• [AIM OF THE TASK]:
Copy out every line of the data that has the word "types" somewhere in it.

• [ENTRIES SHOWN]:
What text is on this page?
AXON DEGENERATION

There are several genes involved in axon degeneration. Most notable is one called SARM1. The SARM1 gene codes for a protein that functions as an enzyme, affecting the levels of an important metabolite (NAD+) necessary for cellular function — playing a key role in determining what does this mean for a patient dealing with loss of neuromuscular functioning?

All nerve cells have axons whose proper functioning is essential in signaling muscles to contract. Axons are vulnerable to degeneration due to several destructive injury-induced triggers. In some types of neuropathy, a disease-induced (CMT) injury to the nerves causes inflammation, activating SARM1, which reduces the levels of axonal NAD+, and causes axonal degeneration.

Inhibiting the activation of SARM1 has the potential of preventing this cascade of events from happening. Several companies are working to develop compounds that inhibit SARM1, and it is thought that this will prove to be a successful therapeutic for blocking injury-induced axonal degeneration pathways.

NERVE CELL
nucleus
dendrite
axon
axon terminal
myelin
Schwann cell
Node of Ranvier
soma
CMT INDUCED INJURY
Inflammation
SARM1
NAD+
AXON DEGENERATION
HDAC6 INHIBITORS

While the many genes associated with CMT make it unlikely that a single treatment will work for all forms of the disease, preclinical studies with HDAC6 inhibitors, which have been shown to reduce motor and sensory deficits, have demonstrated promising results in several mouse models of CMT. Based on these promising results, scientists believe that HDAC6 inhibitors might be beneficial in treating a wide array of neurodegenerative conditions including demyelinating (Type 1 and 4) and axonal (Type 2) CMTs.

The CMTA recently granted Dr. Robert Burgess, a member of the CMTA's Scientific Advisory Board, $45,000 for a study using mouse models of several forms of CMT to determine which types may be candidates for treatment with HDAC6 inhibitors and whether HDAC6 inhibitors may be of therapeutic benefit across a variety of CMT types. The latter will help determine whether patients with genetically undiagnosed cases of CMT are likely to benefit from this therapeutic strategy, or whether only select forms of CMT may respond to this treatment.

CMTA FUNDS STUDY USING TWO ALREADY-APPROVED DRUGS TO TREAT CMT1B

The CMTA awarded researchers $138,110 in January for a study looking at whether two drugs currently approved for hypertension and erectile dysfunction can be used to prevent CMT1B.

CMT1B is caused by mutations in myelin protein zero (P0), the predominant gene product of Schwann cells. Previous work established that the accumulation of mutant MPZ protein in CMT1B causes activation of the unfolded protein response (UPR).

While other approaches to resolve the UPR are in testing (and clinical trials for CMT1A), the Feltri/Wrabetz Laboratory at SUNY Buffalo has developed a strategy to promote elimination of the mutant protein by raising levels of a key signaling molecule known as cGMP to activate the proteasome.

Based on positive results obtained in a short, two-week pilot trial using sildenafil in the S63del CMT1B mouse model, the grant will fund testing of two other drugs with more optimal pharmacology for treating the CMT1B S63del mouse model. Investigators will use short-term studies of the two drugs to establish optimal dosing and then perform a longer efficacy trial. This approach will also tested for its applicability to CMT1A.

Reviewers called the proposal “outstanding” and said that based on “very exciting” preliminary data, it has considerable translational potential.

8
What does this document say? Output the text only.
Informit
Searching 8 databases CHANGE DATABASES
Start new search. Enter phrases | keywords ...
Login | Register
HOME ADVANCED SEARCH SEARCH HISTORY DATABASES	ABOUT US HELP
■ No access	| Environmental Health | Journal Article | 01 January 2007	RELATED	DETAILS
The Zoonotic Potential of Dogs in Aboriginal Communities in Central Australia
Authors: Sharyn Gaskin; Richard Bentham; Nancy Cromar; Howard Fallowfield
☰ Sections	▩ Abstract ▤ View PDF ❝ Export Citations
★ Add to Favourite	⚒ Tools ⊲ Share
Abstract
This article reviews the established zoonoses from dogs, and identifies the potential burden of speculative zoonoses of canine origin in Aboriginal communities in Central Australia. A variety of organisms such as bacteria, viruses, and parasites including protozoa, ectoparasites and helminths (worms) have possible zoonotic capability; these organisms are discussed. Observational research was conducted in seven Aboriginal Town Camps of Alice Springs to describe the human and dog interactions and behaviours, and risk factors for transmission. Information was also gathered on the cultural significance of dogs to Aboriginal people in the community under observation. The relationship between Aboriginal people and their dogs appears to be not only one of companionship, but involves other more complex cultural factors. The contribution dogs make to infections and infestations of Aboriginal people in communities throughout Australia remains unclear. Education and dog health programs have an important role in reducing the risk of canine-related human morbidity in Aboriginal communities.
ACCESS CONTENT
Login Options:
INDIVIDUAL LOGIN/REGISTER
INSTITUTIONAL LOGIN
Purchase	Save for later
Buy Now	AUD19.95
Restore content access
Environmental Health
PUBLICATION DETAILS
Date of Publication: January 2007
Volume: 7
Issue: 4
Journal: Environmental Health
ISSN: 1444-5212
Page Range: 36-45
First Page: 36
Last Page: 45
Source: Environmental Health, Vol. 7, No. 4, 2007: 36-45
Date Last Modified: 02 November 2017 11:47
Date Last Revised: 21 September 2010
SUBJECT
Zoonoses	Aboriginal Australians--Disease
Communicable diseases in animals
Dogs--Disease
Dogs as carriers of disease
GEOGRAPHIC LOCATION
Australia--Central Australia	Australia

• [COMPLETED TASK]:
All nerve cells have axons whose proper functioning is essential in signaling muscles to contract. Axons are vulnerable to degeneration due to several destructive injury-induced triggers. In some types of neuropathy, a disease-induced (CMT) injury to the nerves causes inflammation, activating SARM1, which reduces the levels of axonal NAD+, and causes axonal degeneration.
The CMTA recently granted Dr. Robert Burgess, a member of the CMTA's Scientific Advisory Board, $45,000 for a study using mouse models of several forms of CMT to determine which types may be candidates for treatment with HDAC6 inhibitors and whether HDAC6 inhibitors may be of therapeutic benefit across a variety of CMT types. The latter will help determine whether patients with genetically undiagnosed cases of CMT are likely to benefit from this therapeutic strategy, or whether only select forms of CMT may respond to this treatment.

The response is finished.